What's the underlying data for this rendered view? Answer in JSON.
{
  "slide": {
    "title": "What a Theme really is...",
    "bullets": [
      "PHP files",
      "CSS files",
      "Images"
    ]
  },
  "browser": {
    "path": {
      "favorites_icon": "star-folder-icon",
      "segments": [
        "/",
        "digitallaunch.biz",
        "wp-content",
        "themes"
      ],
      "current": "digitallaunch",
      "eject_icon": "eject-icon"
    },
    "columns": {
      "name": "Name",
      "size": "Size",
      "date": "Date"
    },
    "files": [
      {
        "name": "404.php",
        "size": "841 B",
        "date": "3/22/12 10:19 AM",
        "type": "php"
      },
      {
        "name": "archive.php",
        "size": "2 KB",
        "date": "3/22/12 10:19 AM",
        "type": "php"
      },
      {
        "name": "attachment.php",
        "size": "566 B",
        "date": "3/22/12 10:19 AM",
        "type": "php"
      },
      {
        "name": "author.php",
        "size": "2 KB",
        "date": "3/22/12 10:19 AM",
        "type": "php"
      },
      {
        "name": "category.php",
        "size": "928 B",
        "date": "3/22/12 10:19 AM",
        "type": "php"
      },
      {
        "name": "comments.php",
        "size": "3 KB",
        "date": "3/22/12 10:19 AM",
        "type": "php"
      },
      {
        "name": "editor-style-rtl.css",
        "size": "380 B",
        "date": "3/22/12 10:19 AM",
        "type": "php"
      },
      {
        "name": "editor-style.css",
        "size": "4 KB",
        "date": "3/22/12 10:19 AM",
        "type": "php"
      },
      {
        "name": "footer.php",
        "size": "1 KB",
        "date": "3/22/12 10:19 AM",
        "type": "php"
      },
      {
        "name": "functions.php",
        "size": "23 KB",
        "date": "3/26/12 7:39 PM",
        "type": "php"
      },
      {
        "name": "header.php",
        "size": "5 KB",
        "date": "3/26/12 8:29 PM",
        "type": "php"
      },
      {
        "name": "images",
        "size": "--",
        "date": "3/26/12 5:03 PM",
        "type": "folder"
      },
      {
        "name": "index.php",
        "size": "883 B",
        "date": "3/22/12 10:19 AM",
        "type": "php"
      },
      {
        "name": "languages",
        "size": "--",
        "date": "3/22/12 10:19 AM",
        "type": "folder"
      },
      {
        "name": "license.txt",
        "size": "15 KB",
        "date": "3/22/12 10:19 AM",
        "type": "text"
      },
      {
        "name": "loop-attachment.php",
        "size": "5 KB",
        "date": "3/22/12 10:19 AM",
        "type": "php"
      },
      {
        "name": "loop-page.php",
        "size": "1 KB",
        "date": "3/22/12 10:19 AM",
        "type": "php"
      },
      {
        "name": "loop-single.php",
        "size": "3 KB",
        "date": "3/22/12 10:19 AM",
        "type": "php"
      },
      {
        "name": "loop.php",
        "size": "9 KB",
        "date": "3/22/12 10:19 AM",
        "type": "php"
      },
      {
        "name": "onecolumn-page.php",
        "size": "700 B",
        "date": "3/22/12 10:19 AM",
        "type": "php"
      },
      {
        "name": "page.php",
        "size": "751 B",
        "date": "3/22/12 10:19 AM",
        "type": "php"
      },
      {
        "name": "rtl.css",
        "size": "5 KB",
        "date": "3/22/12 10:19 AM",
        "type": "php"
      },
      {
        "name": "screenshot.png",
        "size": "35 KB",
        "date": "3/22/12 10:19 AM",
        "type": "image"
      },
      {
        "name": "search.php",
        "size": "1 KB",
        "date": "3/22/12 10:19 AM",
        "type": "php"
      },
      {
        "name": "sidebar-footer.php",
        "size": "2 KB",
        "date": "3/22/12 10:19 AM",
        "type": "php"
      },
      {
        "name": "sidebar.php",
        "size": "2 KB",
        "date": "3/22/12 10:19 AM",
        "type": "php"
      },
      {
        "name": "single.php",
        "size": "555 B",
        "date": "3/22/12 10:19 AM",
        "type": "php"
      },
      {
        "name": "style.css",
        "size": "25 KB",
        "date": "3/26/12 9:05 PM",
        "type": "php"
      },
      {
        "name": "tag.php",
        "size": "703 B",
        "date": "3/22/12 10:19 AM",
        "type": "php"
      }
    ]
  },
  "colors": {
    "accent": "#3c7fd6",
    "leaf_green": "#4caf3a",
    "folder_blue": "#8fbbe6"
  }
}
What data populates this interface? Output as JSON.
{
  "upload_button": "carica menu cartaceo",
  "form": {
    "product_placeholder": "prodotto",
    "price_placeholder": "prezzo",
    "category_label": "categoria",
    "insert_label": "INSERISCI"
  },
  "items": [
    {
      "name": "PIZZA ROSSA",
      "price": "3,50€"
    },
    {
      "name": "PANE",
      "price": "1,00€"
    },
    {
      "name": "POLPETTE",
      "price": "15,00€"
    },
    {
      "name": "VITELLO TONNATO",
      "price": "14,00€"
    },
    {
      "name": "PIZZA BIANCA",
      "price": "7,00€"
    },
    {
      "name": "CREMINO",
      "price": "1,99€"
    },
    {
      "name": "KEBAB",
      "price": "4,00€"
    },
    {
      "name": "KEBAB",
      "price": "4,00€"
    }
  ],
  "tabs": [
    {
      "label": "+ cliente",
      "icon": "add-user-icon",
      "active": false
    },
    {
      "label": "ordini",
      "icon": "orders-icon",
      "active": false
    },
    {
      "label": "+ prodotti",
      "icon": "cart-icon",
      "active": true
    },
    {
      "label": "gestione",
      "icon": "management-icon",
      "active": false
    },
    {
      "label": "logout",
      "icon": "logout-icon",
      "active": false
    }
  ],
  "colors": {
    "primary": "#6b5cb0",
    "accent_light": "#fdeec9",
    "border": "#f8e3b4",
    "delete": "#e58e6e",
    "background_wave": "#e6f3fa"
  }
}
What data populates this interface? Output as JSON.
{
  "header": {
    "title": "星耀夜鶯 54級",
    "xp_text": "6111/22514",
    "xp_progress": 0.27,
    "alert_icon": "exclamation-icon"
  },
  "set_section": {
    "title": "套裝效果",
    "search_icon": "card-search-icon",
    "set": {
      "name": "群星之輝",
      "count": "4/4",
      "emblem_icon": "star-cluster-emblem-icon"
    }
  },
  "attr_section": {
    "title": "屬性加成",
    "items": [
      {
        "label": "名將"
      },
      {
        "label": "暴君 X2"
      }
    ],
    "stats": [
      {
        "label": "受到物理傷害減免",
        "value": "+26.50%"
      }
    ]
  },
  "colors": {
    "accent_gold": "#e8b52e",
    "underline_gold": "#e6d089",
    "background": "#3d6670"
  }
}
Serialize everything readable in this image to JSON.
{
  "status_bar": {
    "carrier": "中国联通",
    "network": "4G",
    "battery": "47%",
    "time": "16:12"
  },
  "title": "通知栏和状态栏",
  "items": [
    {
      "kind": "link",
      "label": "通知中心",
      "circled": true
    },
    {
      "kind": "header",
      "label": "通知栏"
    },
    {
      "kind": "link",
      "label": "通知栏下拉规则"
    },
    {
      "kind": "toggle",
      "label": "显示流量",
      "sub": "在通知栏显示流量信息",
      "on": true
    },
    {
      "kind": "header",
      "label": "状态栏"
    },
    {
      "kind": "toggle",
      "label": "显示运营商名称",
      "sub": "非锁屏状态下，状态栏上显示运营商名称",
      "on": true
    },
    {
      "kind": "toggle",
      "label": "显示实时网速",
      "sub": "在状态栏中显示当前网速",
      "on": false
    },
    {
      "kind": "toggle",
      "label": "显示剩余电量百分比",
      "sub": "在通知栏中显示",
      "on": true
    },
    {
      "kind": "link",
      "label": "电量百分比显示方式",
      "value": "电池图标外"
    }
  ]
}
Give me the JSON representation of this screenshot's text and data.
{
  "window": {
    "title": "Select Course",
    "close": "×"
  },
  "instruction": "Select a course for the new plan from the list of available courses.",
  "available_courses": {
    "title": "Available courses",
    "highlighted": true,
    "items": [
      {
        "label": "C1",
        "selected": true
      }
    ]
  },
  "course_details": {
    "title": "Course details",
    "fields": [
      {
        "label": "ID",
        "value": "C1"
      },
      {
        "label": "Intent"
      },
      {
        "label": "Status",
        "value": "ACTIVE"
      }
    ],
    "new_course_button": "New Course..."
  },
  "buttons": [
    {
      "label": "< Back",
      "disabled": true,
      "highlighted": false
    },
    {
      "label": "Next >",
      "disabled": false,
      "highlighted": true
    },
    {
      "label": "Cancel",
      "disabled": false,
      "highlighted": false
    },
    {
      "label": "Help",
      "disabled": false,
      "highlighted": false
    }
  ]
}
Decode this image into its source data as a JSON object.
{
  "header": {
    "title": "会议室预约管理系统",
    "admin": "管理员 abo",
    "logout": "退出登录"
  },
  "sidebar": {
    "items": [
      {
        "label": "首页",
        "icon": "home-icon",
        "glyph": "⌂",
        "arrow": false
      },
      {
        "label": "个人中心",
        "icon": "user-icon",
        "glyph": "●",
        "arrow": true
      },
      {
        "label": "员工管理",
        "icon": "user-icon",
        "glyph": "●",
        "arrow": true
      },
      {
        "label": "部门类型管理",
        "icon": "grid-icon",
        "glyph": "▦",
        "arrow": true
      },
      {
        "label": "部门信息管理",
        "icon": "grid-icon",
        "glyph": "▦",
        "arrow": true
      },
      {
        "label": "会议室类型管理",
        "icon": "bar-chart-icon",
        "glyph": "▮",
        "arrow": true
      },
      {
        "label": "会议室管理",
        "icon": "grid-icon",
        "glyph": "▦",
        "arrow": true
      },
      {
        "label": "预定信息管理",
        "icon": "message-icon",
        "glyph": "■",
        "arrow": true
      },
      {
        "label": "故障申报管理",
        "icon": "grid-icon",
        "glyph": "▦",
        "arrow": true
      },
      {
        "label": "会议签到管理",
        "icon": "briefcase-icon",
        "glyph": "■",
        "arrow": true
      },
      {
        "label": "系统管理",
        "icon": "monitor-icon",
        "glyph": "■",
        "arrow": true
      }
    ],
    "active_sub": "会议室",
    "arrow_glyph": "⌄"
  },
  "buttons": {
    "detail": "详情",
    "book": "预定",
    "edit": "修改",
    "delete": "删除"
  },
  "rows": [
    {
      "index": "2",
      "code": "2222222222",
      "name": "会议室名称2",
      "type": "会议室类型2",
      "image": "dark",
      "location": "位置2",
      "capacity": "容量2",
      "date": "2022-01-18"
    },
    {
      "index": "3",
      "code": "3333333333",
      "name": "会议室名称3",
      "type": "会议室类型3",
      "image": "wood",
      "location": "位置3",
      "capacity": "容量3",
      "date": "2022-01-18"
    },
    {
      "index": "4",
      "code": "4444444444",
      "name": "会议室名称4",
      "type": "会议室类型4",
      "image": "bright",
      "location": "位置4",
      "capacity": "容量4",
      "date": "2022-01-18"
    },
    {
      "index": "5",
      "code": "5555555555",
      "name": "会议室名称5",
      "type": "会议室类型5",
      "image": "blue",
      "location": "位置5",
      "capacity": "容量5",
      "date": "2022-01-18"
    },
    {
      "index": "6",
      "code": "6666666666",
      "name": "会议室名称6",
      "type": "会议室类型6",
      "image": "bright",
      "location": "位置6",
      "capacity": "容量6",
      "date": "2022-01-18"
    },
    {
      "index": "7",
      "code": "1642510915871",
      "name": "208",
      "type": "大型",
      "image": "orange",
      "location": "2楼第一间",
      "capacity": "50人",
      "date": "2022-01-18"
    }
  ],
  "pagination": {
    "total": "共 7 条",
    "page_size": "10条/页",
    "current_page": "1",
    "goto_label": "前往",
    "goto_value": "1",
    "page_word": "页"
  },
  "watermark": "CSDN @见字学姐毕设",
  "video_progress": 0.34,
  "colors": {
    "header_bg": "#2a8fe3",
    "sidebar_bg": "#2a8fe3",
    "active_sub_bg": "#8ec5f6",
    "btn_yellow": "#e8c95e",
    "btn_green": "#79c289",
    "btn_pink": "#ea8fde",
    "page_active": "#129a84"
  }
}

Your objective
Identify each line in the records above containing the word "screenshot"; copy those lines.

Solution to this exercise
        "name": "screenshot.png",
Give me the JSON representation of this screenshot's text and data.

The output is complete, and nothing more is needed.